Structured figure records
▼

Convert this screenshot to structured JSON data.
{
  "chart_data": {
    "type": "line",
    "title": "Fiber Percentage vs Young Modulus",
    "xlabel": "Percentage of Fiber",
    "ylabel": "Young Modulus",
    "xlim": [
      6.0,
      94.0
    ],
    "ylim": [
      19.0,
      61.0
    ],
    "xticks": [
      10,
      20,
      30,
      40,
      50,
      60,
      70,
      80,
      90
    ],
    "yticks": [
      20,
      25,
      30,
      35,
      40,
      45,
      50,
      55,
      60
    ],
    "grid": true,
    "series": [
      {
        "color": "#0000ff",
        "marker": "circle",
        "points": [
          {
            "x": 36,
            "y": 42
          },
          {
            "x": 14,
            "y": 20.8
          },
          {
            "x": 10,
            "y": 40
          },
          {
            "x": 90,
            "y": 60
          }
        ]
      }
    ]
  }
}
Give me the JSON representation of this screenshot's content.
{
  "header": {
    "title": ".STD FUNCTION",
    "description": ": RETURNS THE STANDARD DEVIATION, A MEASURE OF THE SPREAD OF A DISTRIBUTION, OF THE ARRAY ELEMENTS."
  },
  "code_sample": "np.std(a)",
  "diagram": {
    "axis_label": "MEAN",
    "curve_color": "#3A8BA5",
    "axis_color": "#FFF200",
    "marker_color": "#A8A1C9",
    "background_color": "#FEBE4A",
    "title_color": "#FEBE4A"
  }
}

▲

### Set problem
Reproduce each record exactly, leaving nothing out.

### Exercise response
Convert this screenshot to structured JSON data.
{
  "chart_data": {
    "type": "line",
    "title": "Fiber Percentage vs Young Modulus",
    "xlabel": "Percentage of Fiber",
    "ylabel": "Young Modulus",
    "xlim": [
      6.0,
      94.0
    ],
    "ylim": [
      19.0,
      61.0
    ],
    "xticks": [
      10,
      20,
      30,
      40,
      50,
      60,
      70,
      80,
      90
    ],
    "yticks": [
      20,
      25,
      30,
      35,
      40,
      45,
      50,
      55,
      60
    ],
    "grid": true,
    "series": [
      {
        "color": "#0000ff",
        "marker": "circle",
        "points": [
          {
            "x": 36,
            "y": 42
          },
          {
            "x": 14,
            "y": 20.8
          },
          {
            "x": 10,
            "y": 40
          },
          {
            "x": 90,
            "y": 60
          }
        ]
      }
    ]
  }
}
Give me the JSON representation of this screenshot's content.
{
  "header": {
    "title": ".STD FUNCTION",
    "description": ": RETURNS THE STANDARD DEVIATION, A MEASURE OF THE SPREAD OF A DISTRIBUTION, OF THE ARRAY ELEMENTS."
  },
  "code_sample": "np.std(a)",
  "diagram": {
    "axis_label": "MEAN",
    "curve_color": "#3A8BA5",
    "axis_color": "#FFF200",
    "marker_color": "#A8A1C9",
    "background_color": "#FEBE4A",
    "title_color": "#FEBE4A"
  }
}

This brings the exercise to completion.